──────── Input

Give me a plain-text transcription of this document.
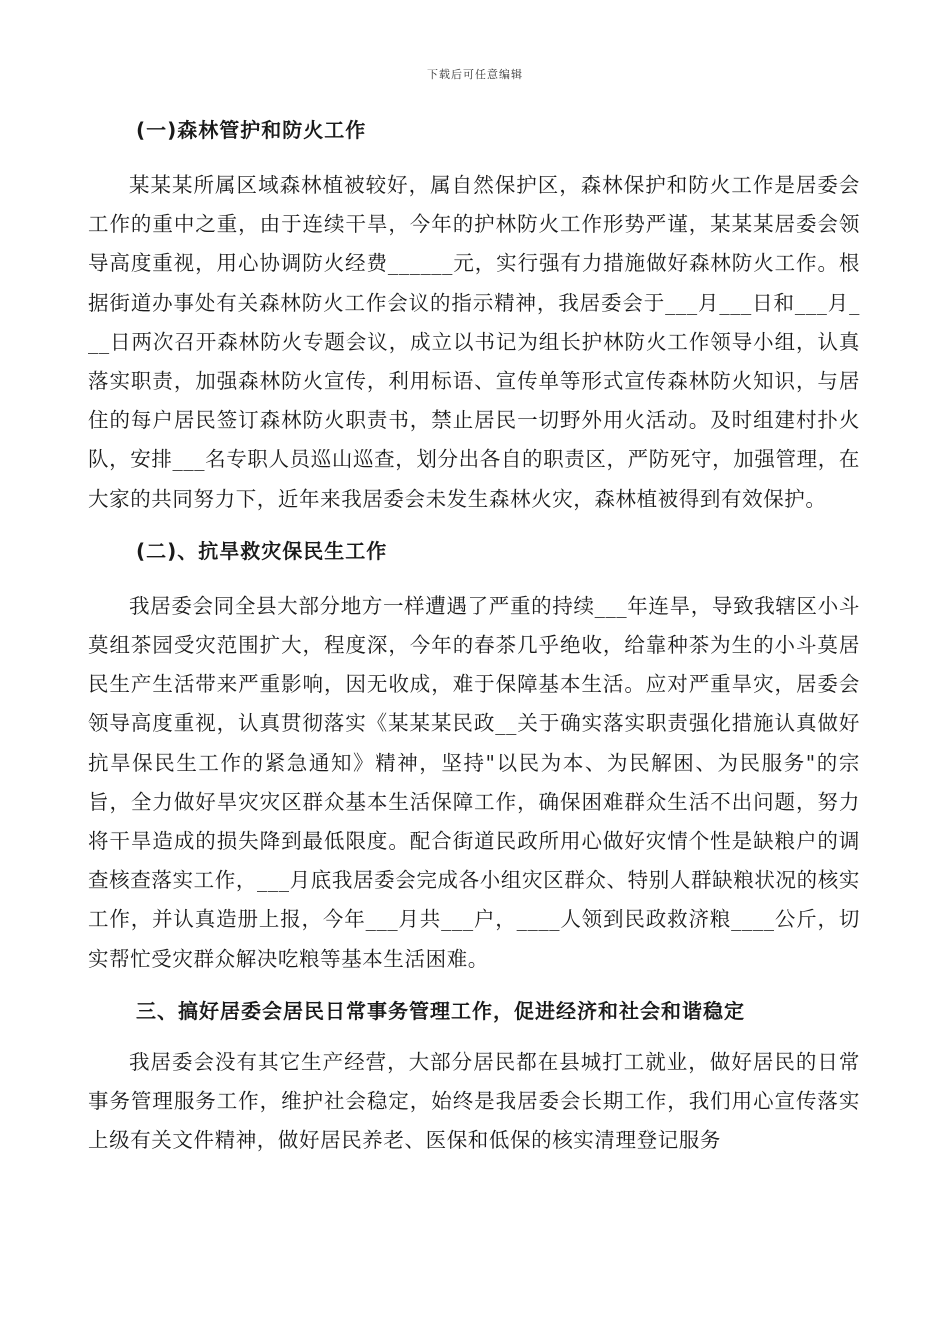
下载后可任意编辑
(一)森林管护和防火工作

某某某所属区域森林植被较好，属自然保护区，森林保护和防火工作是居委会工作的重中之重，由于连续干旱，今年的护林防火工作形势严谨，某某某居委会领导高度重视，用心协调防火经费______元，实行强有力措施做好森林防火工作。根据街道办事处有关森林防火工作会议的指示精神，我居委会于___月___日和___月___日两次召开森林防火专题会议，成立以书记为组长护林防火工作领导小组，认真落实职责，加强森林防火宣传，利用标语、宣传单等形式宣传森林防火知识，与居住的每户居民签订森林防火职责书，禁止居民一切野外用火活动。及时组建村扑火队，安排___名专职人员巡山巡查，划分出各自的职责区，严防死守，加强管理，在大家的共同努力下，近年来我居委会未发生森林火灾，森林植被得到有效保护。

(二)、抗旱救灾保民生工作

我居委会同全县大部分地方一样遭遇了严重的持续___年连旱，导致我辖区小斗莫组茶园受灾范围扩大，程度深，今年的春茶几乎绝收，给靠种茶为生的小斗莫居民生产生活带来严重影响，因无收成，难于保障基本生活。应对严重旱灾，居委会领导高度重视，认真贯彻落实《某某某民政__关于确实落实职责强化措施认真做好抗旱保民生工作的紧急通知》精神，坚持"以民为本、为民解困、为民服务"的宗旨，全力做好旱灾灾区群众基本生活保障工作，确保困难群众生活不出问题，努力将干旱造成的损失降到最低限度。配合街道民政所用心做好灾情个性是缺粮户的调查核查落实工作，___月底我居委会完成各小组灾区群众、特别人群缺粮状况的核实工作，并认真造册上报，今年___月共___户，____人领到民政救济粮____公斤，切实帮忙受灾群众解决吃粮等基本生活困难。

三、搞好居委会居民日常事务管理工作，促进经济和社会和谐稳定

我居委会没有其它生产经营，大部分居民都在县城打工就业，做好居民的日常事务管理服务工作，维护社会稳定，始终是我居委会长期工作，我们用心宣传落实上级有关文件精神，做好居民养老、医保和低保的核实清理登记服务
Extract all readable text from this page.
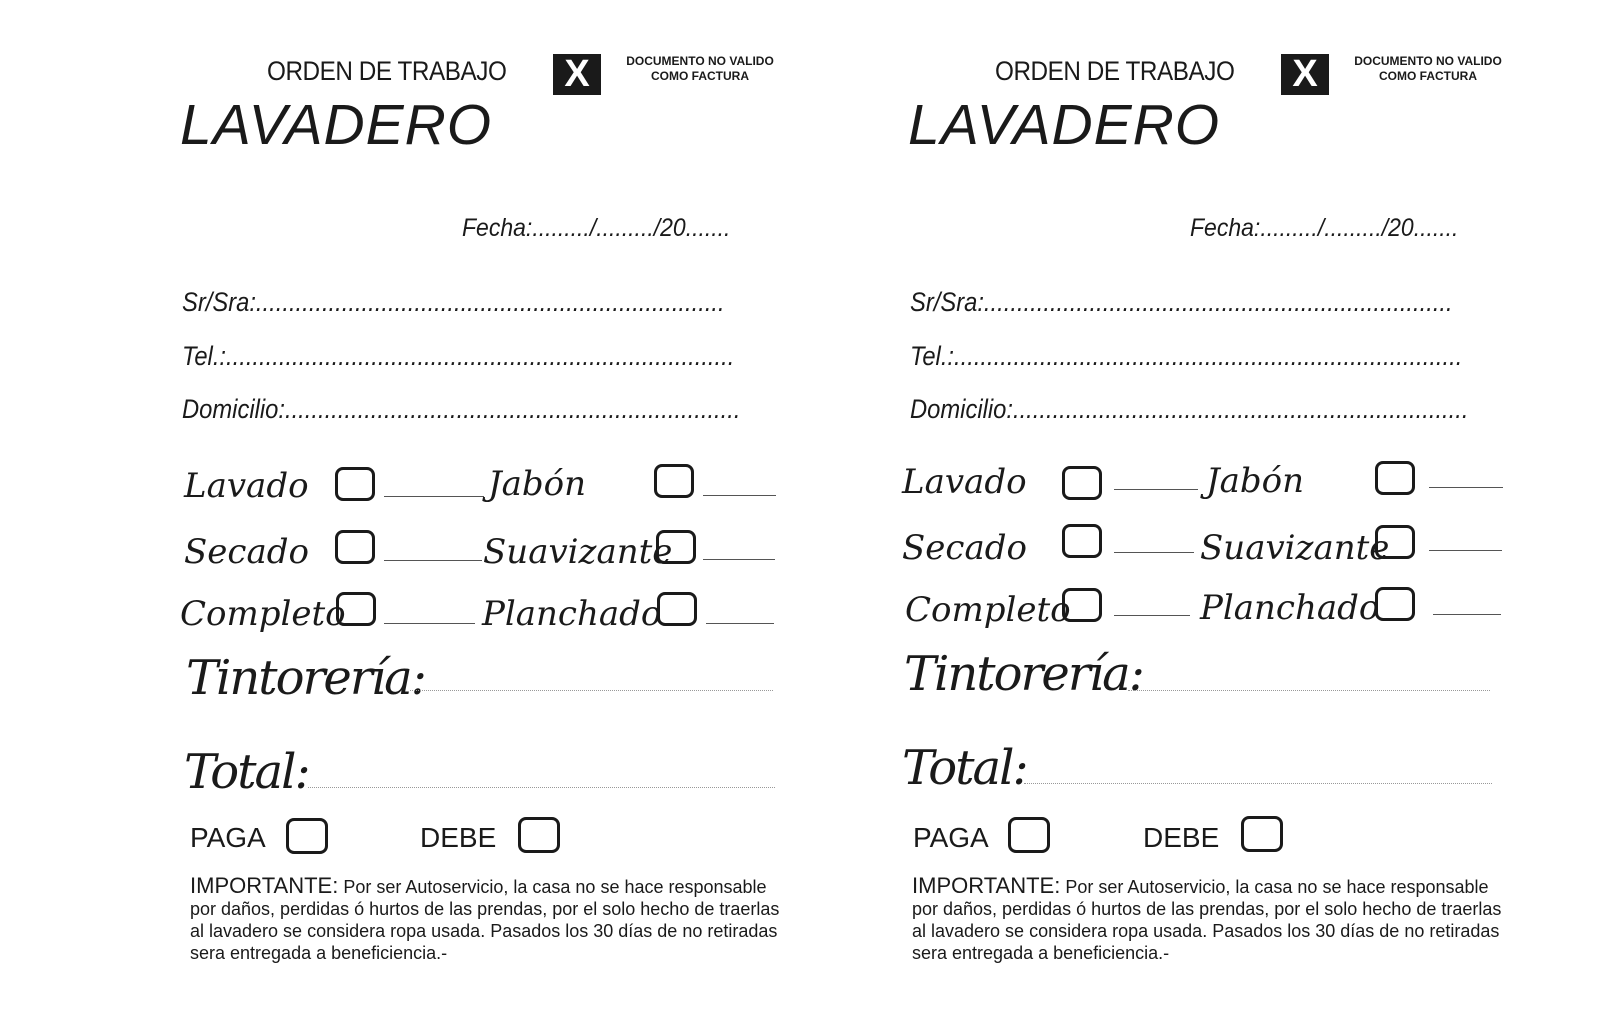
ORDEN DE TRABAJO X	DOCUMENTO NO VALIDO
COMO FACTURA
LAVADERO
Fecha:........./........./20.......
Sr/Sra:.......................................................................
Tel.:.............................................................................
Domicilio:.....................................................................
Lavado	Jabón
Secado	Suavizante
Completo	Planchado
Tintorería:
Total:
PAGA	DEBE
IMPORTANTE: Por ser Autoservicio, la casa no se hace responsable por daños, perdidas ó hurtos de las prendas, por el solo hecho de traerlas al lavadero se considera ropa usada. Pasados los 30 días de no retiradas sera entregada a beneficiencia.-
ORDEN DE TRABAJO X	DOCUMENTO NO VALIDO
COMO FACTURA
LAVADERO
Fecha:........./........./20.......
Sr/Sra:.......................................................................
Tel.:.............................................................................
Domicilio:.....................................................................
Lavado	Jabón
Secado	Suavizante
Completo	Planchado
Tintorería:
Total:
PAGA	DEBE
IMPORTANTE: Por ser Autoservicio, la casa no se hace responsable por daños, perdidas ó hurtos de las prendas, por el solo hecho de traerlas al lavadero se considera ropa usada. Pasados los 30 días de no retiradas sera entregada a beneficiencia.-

────────────────

**Challenge**
Write out the listing above exactly as it stands, pictures excluded.

**Task solution**
Give me a plain-text transcription of this document.
下载后可任意编辑
(一)森林管护和防火工作

某某某所属区域森林植被较好，属自然保护区，森林保护和防火工作是居委会工作的重中之重，由于连续干旱，今年的护林防火工作形势严谨，某某某居委会领导高度重视，用心协调防火经费______元，实行强有力措施做好森林防火工作。根据街道办事处有关森林防火工作会议的指示精神，我居委会于___月___日和___月___日两次召开森林防火专题会议，成立以书记为组长护林防火工作领导小组，认真落实职责，加强森林防火宣传，利用标语、宣传单等形式宣传森林防火知识，与居住的每户居民签订森林防火职责书，禁止居民一切野外用火活动。及时组建村扑火队，安排___名专职人员巡山巡查，划分出各自的职责区，严防死守，加强管理，在大家的共同努力下，近年来我居委会未发生森林火灾，森林植被得到有效保护。

(二)、抗旱救灾保民生工作

我居委会同全县大部分地方一样遭遇了严重的持续___年连旱，导致我辖区小斗莫组茶园受灾范围扩大，程度深，今年的春茶几乎绝收，给靠种茶为生的小斗莫居民生产生活带来严重影响，因无收成，难于保障基本生活。应对严重旱灾，居委会领导高度重视，认真贯彻落实《某某某民政__关于确实落实职责强化措施认真做好抗旱保民生工作的紧急通知》精神，坚持"以民为本、为民解困、为民服务"的宗旨，全力做好旱灾灾区群众基本生活保障工作，确保困难群众生活不出问题，努力将干旱造成的损失降到最低限度。配合街道民政所用心做好灾情个性是缺粮户的调查核查落实工作，___月底我居委会完成各小组灾区群众、特别人群缺粮状况的核实工作，并认真造册上报，今年___月共___户，____人领到民政救济粮____公斤，切实帮忙受灾群众解决吃粮等基本生活困难。

三、搞好居委会居民日常事务管理工作，促进经济和社会和谐稳定

我居委会没有其它生产经营，大部分居民都在县城打工就业，做好居民的日常事务管理服务工作，维护社会稳定，始终是我居委会长期工作，我们用心宣传落实上级有关文件精神，做好居民养老、医保和低保的核实清理登记服务
Extract all readable text from this page.
ORDEN DE TRABAJO X	DOCUMENTO NO VALIDO
COMO FACTURA
LAVADERO
Fecha:........./........./20.......
Sr/Sra:.......................................................................
Tel.:.............................................................................
Domicilio:.....................................................................
Lavado	Jabón
Secado	Suavizante
Completo	Planchado
Tintorería:
Total:
PAGA	DEBE
IMPORTANTE: Por ser Autoservicio, la casa no se hace responsable por daños, perdidas ó hurtos de las prendas, por el solo hecho de traerlas al lavadero se considera ropa usada. Pasados los 30 días de no retiradas sera entregada a beneficiencia.-
ORDEN DE TRABAJO X	DOCUMENTO NO VALIDO
COMO FACTURA
LAVADERO
Fecha:........./........./20.......
Sr/Sra:.......................................................................
Tel.:.............................................................................
Domicilio:.....................................................................
Lavado	Jabón
Secado	Suavizante
Completo	Planchado
Tintorería:
Total:
PAGA	DEBE
IMPORTANTE: Por ser Autoservicio, la casa no se hace responsable por daños, perdidas ó hurtos de las prendas, por el solo hecho de traerlas al lavadero se considera ropa usada. Pasados los 30 días de no retiradas sera entregada a beneficiencia.-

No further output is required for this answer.